▸ **ASSIGNED TASK**
What you return should be the complete listing, unchanged, with no pictures in it.

- - - -

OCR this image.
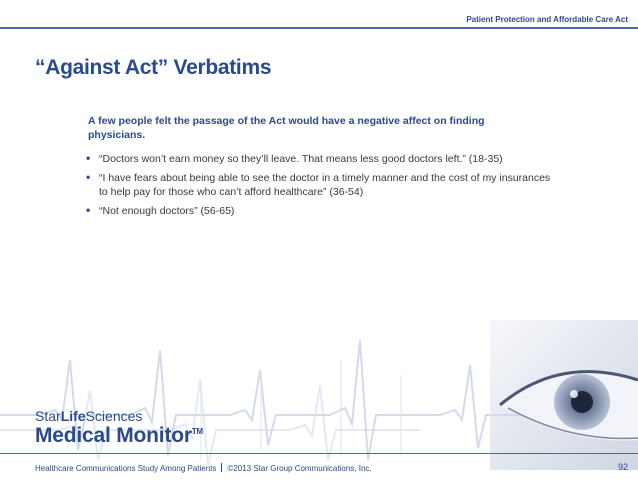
Patient Protection and Affordable Care Act
“Against Act” Verbatims
A few people felt the passage of the Act would have a negative affect on finding physicians.
• “Doctors won’t earn money so they’ll leave. That means less good doctors left.” (18-35)
• “I have fears about being able to see the doctor in a timely manner and the cost of my insurances to help pay for those who can’t afford healthcare” (36-54)
• “Not enough doctors” (56-65)
StarLifeSciences
Medical Monitor™
Healthcare Communications Study Among Patients ©2013 Star Group Communications, Inc.	92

- - - -

▸ **RESPONSE TO THE TASK**
OCR this image.
Patient Protection and Affordable Care Act
“Against Act” Verbatims
A few people felt the passage of the Act would have a negative affect on finding physicians.
• “Doctors won’t earn money so they’ll leave. That means less good doctors left.” (18-35)
• “I have fears about being able to see the doctor in a timely manner and the cost of my insurances to help pay for those who can’t afford healthcare” (36-54)
• “Not enough doctors” (56-65)
StarLifeSciences
Medical Monitor™
Healthcare Communications Study Among Patients ©2013 Star Group Communications, Inc.	92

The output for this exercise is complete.